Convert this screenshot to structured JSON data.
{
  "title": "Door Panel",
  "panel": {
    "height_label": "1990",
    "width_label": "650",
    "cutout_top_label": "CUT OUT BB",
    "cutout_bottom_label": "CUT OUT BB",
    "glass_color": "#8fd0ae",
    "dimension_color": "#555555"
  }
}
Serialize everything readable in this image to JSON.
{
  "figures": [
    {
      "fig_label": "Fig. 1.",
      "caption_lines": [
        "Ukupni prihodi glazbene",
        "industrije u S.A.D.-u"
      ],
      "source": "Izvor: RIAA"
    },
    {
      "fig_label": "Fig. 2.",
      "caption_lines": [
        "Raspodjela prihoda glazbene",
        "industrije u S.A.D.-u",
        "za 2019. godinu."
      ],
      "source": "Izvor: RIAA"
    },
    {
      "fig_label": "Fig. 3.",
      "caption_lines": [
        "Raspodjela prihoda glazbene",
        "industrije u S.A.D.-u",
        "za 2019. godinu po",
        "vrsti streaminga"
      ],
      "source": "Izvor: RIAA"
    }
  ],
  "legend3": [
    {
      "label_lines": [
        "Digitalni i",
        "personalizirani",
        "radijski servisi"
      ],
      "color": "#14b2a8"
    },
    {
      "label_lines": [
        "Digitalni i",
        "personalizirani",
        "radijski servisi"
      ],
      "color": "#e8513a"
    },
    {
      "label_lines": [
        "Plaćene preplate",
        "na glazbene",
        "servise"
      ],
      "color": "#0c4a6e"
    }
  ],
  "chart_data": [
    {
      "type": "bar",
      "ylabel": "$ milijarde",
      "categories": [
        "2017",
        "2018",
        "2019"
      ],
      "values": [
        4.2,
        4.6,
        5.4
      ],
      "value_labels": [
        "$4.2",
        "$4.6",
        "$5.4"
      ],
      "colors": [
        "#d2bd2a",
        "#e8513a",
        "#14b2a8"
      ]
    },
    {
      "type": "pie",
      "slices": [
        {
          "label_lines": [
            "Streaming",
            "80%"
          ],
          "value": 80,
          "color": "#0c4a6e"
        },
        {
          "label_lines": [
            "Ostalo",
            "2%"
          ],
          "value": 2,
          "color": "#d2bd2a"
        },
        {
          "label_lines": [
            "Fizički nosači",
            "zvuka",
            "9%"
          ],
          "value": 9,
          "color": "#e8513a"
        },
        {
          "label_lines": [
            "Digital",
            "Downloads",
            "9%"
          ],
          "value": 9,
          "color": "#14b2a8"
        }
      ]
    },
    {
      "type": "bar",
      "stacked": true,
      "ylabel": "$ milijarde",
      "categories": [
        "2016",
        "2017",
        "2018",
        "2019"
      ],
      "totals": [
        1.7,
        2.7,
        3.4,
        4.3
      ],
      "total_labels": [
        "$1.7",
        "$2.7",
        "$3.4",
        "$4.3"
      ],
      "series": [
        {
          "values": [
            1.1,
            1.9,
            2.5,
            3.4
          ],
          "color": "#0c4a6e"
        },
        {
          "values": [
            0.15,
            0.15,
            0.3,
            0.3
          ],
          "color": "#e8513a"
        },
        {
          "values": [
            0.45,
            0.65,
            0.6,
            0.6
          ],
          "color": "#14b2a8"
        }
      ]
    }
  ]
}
_ _ _ _ _ _ _
Please give back all of the records exactly as written.

Convert this screenshot to structured JSON data.
{
  "title": "Door Panel",
  "panel": {
    "height_label": "1990",
    "width_label": "650",
    "cutout_top_label": "CUT OUT BB",
    "cutout_bottom_label": "CUT OUT BB",
    "glass_color": "#8fd0ae",
    "dimension_color": "#555555"
  }
}
Serialize everything readable in this image to JSON.
{
  "figures": [
    {
      "fig_label": "Fig. 1.",
      "caption_lines": [
        "Ukupni prihodi glazbene",
        "industrije u S.A.D.-u"
      ],
      "source": "Izvor: RIAA"
    },
    {
      "fig_label": "Fig. 2.",
      "caption_lines": [
        "Raspodjela prihoda glazbene",
        "industrije u S.A.D.-u",
        "za 2019. godinu."
      ],
      "source": "Izvor: RIAA"
    },
    {
      "fig_label": "Fig. 3.",
      "caption_lines": [
        "Raspodjela prihoda glazbene",
        "industrije u S.A.D.-u",
        "za 2019. godinu po",
        "vrsti streaminga"
      ],
      "source": "Izvor: RIAA"
    }
  ],
  "legend3": [
    {
      "label_lines": [
        "Digitalni i",
        "personalizirani",
        "radijski servisi"
      ],
      "color": "#14b2a8"
    },
    {
      "label_lines": [
        "Digitalni i",
        "personalizirani",
        "radijski servisi"
      ],
      "color": "#e8513a"
    },
    {
      "label_lines": [
        "Plaćene preplate",
        "na glazbene",
        "servise"
      ],
      "color": "#0c4a6e"
    }
  ],
  "chart_data": [
    {
      "type": "bar",
      "ylabel": "$ milijarde",
      "categories": [
        "2017",
        "2018",
        "2019"
      ],
      "values": [
        4.2,
        4.6,
        5.4
      ],
      "value_labels": [
        "$4.2",
        "$4.6",
        "$5.4"
      ],
      "colors": [
        "#d2bd2a",
        "#e8513a",
        "#14b2a8"
      ]
    },
    {
      "type": "pie",
      "slices": [
        {
          "label_lines": [
            "Streaming",
            "80%"
          ],
          "value": 80,
          "color": "#0c4a6e"
        },
        {
          "label_lines": [
            "Ostalo",
            "2%"
          ],
          "value": 2,
          "color": "#d2bd2a"
        },
        {
          "label_lines": [
            "Fizički nosači",
            "zvuka",
            "9%"
          ],
          "value": 9,
          "color": "#e8513a"
        },
        {
          "label_lines": [
            "Digital",
            "Downloads",
            "9%"
          ],
          "value": 9,
          "color": "#14b2a8"
        }
      ]
    },
    {
      "type": "bar",
      "stacked": true,
      "ylabel": "$ milijarde",
      "categories": [
        "2016",
        "2017",
        "2018",
        "2019"
      ],
      "totals": [
        1.7,
        2.7,
        3.4,
        4.3
      ],
      "total_labels": [
        "$1.7",
        "$2.7",
        "$3.4",
        "$4.3"
      ],
      "series": [
        {
          "values": [
            1.1,
            1.9,
            2.5,
            3.4
          ],
          "color": "#0c4a6e"
        },
        {
          "values": [
            0.15,
            0.15,
            0.3,
            0.3
          ],
          "color": "#e8513a"
        },
        {
          "values": [
            0.45,
            0.65,
            0.6,
            0.6
          ],
          "color": "#14b2a8"
        }
      ]
    }
  ]
}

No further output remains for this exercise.